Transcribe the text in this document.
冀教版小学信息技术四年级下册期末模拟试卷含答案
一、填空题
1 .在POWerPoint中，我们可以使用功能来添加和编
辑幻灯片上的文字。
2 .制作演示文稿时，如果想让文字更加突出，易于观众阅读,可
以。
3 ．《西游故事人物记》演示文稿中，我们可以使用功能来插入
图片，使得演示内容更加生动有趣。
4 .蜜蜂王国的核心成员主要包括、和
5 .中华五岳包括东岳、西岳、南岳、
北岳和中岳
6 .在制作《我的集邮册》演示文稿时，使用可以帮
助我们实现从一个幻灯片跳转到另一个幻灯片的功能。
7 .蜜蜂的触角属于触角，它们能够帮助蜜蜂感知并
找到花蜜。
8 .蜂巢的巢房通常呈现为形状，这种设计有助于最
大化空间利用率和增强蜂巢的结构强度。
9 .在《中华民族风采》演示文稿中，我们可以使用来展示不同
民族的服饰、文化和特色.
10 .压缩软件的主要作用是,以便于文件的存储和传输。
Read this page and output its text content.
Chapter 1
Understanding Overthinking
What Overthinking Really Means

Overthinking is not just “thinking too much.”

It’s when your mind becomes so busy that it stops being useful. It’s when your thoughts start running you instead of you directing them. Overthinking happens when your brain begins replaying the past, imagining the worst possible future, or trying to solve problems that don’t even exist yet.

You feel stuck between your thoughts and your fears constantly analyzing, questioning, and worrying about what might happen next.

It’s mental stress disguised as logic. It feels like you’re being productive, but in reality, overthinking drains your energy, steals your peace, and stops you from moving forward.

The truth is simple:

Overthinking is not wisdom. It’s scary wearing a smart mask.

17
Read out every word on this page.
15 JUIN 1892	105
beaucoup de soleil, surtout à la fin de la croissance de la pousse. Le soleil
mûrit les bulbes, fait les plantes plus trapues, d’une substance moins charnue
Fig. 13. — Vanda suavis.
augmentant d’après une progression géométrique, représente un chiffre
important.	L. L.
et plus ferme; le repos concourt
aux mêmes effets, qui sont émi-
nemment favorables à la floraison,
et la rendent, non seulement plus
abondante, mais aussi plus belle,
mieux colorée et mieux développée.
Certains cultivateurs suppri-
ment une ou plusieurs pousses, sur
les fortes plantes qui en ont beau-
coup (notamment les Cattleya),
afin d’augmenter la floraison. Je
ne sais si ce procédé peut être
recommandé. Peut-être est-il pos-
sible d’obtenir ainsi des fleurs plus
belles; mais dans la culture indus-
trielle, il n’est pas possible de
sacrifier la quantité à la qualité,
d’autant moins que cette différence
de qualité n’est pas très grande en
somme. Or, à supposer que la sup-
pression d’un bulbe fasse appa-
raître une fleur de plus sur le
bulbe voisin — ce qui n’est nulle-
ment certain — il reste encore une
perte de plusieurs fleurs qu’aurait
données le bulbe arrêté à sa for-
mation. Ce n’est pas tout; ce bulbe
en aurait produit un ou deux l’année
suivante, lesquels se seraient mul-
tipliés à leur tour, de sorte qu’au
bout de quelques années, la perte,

::::::::::

=== GIVEN EXERCISE ===
In the records above, find each line that holds the word "text"; copy all such lines.

=== RESULT OF THE EXERCISE ===
Transcribe the text in this document.
Read this page and output its text content.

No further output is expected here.